RAW RECORDS —
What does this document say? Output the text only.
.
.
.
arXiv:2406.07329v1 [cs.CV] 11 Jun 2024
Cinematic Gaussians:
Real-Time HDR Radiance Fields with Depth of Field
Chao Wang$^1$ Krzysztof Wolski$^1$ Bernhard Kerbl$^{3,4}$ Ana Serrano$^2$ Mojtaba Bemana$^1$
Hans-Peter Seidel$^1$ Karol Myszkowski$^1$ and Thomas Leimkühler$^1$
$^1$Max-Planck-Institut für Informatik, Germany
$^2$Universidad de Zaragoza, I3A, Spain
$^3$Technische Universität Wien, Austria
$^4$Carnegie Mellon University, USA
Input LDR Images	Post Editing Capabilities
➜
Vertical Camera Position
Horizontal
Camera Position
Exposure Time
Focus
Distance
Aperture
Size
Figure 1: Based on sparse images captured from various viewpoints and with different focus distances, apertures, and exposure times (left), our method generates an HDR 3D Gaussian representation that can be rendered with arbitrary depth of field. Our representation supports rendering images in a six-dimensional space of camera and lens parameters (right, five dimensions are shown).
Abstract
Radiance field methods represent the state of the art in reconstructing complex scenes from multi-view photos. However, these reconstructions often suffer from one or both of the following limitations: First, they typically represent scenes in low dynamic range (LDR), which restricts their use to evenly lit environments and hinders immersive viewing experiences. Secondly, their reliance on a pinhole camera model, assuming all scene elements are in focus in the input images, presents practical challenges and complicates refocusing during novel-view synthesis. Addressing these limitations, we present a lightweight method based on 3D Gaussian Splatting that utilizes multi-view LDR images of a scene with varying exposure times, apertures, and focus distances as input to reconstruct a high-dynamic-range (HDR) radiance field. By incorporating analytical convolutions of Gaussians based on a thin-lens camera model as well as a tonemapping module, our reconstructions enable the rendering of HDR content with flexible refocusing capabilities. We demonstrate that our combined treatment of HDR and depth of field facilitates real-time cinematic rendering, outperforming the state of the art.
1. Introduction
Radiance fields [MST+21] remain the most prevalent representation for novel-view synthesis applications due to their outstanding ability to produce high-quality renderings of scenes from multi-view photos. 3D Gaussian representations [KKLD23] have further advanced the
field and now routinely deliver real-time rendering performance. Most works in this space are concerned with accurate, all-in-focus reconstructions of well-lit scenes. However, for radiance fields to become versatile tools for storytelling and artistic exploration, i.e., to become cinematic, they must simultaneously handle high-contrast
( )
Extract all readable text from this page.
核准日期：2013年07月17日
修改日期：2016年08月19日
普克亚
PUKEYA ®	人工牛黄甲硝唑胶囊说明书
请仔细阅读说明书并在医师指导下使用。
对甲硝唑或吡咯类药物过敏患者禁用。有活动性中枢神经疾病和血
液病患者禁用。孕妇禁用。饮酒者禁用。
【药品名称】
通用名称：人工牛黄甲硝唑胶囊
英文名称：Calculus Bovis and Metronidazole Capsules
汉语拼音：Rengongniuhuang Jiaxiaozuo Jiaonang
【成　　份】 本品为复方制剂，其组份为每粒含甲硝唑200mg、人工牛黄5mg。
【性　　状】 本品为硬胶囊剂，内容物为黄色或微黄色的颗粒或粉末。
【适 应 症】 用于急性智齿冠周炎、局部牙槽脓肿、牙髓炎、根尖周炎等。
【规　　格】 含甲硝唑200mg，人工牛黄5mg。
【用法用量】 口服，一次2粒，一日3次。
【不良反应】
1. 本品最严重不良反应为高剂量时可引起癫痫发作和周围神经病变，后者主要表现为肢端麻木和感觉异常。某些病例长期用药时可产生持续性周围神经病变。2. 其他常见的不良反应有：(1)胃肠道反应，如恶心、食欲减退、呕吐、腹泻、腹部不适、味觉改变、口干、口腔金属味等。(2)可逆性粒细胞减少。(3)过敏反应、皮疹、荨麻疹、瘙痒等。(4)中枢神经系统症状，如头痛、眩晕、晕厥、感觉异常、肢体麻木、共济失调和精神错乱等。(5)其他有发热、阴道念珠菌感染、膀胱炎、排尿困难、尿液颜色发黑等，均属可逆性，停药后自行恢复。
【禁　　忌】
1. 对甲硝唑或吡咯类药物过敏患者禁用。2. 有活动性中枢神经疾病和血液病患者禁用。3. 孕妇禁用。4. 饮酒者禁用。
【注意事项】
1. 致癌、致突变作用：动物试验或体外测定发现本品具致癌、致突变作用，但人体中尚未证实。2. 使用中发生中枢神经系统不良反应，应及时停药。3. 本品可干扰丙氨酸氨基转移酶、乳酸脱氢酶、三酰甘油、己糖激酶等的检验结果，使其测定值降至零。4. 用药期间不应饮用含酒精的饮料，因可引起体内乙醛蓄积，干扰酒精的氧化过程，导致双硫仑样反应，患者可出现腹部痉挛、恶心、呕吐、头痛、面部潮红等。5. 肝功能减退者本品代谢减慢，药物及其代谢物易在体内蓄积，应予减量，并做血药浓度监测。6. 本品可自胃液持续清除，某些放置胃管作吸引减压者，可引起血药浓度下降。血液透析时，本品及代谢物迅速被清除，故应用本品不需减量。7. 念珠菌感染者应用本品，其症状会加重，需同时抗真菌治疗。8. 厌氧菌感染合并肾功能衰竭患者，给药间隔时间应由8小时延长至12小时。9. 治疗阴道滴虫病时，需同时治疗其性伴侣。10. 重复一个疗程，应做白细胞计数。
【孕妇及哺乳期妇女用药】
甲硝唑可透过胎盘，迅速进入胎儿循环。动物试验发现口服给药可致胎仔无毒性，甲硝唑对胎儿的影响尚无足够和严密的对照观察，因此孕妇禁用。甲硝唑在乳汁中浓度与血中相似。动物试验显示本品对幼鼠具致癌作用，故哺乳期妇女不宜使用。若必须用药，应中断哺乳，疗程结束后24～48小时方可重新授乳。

DIRECTIONS — Write out the listing once more, matching it exactly.

EXERCISE OUTPUT —
What does this document say? Output the text only.
.
.
.
arXiv:2406.07329v1 [cs.CV] 11 Jun 2024
Cinematic Gaussians:
Real-Time HDR Radiance Fields with Depth of Field
Chao Wang$^1$ Krzysztof Wolski$^1$ Bernhard Kerbl$^{3,4}$ Ana Serrano$^2$ Mojtaba Bemana$^1$
Hans-Peter Seidel$^1$ Karol Myszkowski$^1$ and Thomas Leimkühler$^1$
$^1$Max-Planck-Institut für Informatik, Germany
$^2$Universidad de Zaragoza, I3A, Spain
$^3$Technische Universität Wien, Austria
$^4$Carnegie Mellon University, USA
Input LDR Images	Post Editing Capabilities
➜
Vertical Camera Position
Horizontal
Camera Position
Exposure Time
Focus
Distance
Aperture
Size
Figure 1: Based on sparse images captured from various viewpoints and with different focus distances, apertures, and exposure times (left), our method generates an HDR 3D Gaussian representation that can be rendered with arbitrary depth of field. Our representation supports rendering images in a six-dimensional space of camera and lens parameters (right, five dimensions are shown).
Abstract
Radiance field methods represent the state of the art in reconstructing complex scenes from multi-view photos. However, these reconstructions often suffer from one or both of the following limitations: First, they typically represent scenes in low dynamic range (LDR), which restricts their use to evenly lit environments and hinders immersive viewing experiences. Secondly, their reliance on a pinhole camera model, assuming all scene elements are in focus in the input images, presents practical challenges and complicates refocusing during novel-view synthesis. Addressing these limitations, we present a lightweight method based on 3D Gaussian Splatting that utilizes multi-view LDR images of a scene with varying exposure times, apertures, and focus distances as input to reconstruct a high-dynamic-range (HDR) radiance field. By incorporating analytical convolutions of Gaussians based on a thin-lens camera model as well as a tonemapping module, our reconstructions enable the rendering of HDR content with flexible refocusing capabilities. We demonstrate that our combined treatment of HDR and depth of field facilitates real-time cinematic rendering, outperforming the state of the art.
1. Introduction
Radiance fields [MST+21] remain the most prevalent representation for novel-view synthesis applications due to their outstanding ability to produce high-quality renderings of scenes from multi-view photos. 3D Gaussian representations [KKLD23] have further advanced the
field and now routinely deliver real-time rendering performance. Most works in this space are concerned with accurate, all-in-focus reconstructions of well-lit scenes. However, for radiance fields to become versatile tools for storytelling and artistic exploration, i.e., to become cinematic, they must simultaneously handle high-contrast
( )
Extract all readable text from this page.
核准日期：2013年07月17日
修改日期：2016年08月19日
普克亚
PUKEYA ®	人工牛黄甲硝唑胶囊说明书
请仔细阅读说明书并在医师指导下使用。
对甲硝唑或吡咯类药物过敏患者禁用。有活动性中枢神经疾病和血
液病患者禁用。孕妇禁用。饮酒者禁用。
【药品名称】
通用名称：人工牛黄甲硝唑胶囊
英文名称：Calculus Bovis and Metronidazole Capsules
汉语拼音：Rengongniuhuang Jiaxiaozuo Jiaonang
【成　　份】 本品为复方制剂，其组份为每粒含甲硝唑200mg、人工牛黄5mg。
【性　　状】 本品为硬胶囊剂，内容物为黄色或微黄色的颗粒或粉末。
【适 应 症】 用于急性智齿冠周炎、局部牙槽脓肿、牙髓炎、根尖周炎等。
【规　　格】 含甲硝唑200mg，人工牛黄5mg。
【用法用量】 口服，一次2粒，一日3次。
【不良反应】
1. 本品最严重不良反应为高剂量时可引起癫痫发作和周围神经病变，后者主要表现为肢端麻木和感觉异常。某些病例长期用药时可产生持续性周围神经病变。2. 其他常见的不良反应有：(1)胃肠道反应，如恶心、食欲减退、呕吐、腹泻、腹部不适、味觉改变、口干、口腔金属味等。(2)可逆性粒细胞减少。(3)过敏反应、皮疹、荨麻疹、瘙痒等。(4)中枢神经系统症状，如头痛、眩晕、晕厥、感觉异常、肢体麻木、共济失调和精神错乱等。(5)其他有发热、阴道念珠菌感染、膀胱炎、排尿困难、尿液颜色发黑等，均属可逆性，停药后自行恢复。
【禁　　忌】
1. 对甲硝唑或吡咯类药物过敏患者禁用。2. 有活动性中枢神经疾病和血液病患者禁用。3. 孕妇禁用。4. 饮酒者禁用。
【注意事项】
1. 致癌、致突变作用：动物试验或体外测定发现本品具致癌、致突变作用，但人体中尚未证实。2. 使用中发生中枢神经系统不良反应，应及时停药。3. 本品可干扰丙氨酸氨基转移酶、乳酸脱氢酶、三酰甘油、己糖激酶等的检验结果，使其测定值降至零。4. 用药期间不应饮用含酒精的饮料，因可引起体内乙醛蓄积，干扰酒精的氧化过程，导致双硫仑样反应，患者可出现腹部痉挛、恶心、呕吐、头痛、面部潮红等。5. 肝功能减退者本品代谢减慢，药物及其代谢物易在体内蓄积，应予减量，并做血药浓度监测。6. 本品可自胃液持续清除，某些放置胃管作吸引减压者，可引起血药浓度下降。血液透析时，本品及代谢物迅速被清除，故应用本品不需减量。7. 念珠菌感染者应用本品，其症状会加重，需同时抗真菌治疗。8. 厌氧菌感染合并肾功能衰竭患者，给药间隔时间应由8小时延长至12小时。9. 治疗阴道滴虫病时，需同时治疗其性伴侣。10. 重复一个疗程，应做白细胞计数。
【孕妇及哺乳期妇女用药】
甲硝唑可透过胎盘，迅速进入胎儿循环。动物试验发现口服给药可致胎仔无毒性，甲硝唑对胎儿的影响尚无足够和严密的对照观察，因此孕妇禁用。甲硝唑在乳汁中浓度与血中相似。动物试验显示本品对幼鼠具致癌作用，故哺乳期妇女不宜使用。若必须用药，应中断哺乳，疗程结束后24～48小时方可重新授乳。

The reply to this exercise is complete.